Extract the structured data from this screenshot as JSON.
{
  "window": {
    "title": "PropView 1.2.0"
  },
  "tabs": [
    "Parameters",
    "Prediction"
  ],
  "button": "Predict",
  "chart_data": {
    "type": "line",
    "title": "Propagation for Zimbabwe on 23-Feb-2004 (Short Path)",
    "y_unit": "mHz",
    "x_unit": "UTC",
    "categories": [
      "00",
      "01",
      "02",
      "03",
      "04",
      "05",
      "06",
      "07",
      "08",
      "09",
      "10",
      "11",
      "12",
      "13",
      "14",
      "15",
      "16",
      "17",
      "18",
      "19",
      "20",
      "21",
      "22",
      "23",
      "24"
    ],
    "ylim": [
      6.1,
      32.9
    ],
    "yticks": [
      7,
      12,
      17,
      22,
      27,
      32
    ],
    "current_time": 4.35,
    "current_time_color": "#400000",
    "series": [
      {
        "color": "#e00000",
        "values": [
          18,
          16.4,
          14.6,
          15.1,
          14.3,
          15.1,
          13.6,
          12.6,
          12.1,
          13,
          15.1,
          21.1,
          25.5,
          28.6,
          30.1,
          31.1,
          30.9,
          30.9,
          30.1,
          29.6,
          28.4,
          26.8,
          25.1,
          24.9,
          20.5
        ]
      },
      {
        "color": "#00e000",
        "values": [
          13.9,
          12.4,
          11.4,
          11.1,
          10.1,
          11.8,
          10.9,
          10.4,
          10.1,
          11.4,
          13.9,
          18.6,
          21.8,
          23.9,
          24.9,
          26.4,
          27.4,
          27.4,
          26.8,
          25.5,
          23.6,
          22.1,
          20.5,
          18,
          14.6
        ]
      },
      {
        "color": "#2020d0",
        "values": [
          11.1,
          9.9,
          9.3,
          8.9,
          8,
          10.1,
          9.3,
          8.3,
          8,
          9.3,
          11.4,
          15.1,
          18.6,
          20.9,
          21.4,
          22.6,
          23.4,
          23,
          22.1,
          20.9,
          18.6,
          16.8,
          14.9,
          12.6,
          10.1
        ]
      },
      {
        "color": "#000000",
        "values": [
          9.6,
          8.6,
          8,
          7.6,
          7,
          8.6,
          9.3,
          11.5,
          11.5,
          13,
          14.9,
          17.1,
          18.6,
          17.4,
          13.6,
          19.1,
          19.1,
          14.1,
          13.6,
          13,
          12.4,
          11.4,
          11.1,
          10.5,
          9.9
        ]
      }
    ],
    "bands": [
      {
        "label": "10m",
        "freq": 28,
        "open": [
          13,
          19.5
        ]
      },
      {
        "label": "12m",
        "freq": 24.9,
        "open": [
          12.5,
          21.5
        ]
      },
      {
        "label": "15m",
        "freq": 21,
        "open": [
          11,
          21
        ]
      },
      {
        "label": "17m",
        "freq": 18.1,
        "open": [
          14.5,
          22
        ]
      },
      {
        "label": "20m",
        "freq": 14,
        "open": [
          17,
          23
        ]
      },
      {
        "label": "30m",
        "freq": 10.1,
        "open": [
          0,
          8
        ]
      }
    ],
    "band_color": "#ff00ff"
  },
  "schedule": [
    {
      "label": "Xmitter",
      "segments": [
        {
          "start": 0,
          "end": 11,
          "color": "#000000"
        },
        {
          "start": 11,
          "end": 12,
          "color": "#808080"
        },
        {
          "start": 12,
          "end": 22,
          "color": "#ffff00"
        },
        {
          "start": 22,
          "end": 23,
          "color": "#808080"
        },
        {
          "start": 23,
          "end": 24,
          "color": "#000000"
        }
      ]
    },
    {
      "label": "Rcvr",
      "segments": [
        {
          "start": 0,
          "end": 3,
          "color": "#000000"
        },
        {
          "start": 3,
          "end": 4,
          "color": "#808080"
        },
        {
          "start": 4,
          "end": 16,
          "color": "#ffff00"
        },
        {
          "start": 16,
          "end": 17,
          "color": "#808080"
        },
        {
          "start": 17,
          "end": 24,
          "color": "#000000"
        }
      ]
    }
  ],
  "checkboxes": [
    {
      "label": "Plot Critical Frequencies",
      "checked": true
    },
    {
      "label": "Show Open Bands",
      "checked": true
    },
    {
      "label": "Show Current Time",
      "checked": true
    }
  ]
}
...
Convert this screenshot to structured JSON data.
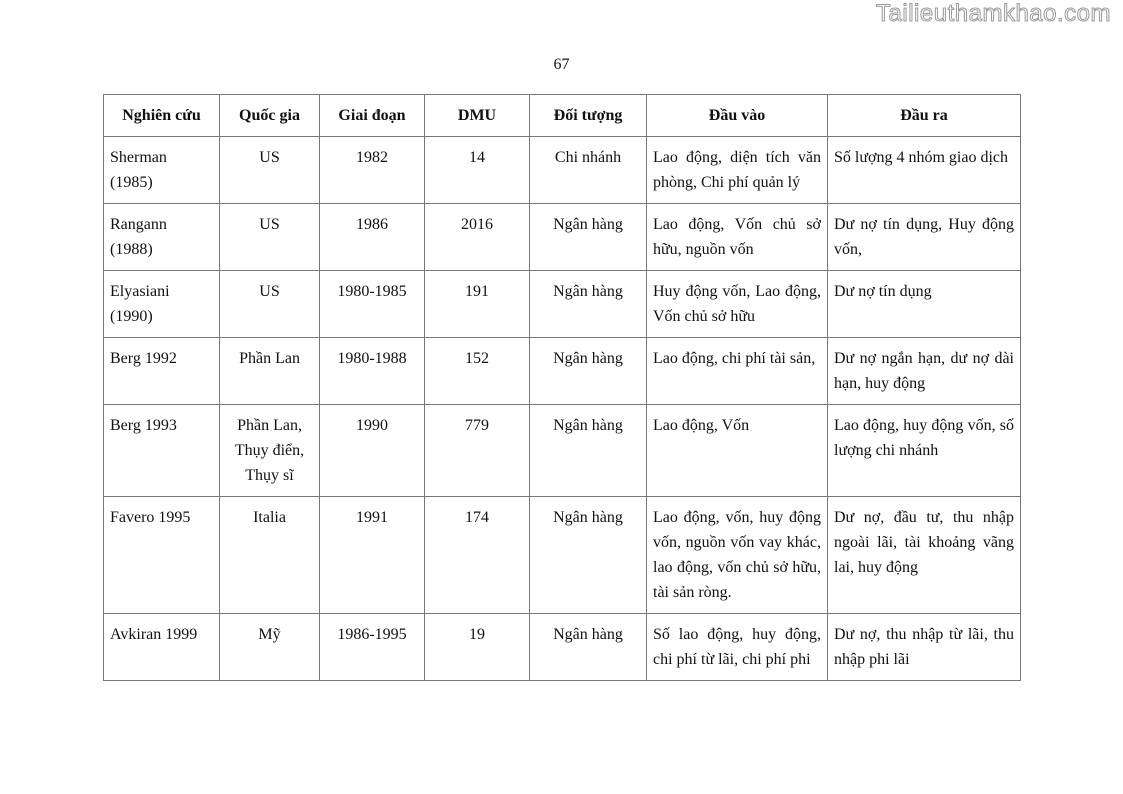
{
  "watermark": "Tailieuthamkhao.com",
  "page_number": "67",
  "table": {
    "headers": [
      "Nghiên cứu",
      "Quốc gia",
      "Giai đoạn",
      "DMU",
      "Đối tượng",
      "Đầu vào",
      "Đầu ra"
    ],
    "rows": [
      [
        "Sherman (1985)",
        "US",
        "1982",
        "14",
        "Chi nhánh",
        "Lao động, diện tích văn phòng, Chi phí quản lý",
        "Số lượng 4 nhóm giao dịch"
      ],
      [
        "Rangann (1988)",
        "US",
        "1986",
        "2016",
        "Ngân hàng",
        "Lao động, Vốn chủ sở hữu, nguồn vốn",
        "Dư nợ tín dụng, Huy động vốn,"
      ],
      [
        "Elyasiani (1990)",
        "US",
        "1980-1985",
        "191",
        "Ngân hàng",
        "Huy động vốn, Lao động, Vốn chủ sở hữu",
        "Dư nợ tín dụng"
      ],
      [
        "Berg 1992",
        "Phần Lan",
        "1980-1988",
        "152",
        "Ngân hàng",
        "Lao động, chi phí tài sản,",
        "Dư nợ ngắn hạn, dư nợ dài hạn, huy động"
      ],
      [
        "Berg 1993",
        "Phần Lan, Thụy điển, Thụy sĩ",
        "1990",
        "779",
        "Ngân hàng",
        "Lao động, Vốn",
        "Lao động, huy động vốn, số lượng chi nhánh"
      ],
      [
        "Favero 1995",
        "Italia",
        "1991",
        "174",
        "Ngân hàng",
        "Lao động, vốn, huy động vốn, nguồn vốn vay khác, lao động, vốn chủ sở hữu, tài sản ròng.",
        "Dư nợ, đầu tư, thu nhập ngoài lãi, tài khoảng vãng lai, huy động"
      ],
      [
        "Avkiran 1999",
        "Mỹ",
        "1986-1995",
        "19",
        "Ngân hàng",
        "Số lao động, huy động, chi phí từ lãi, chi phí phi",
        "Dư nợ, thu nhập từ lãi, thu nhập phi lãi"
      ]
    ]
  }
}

● WRITTEN EXERCISE:
Filter the records for lines holding the string "title". Copy each one.

● RIGHT ANSWER:
    "title": "PropView 1.2.0"
    "title": "Propagation for Zimbabwe on 23-Feb-2004 (Short Path)",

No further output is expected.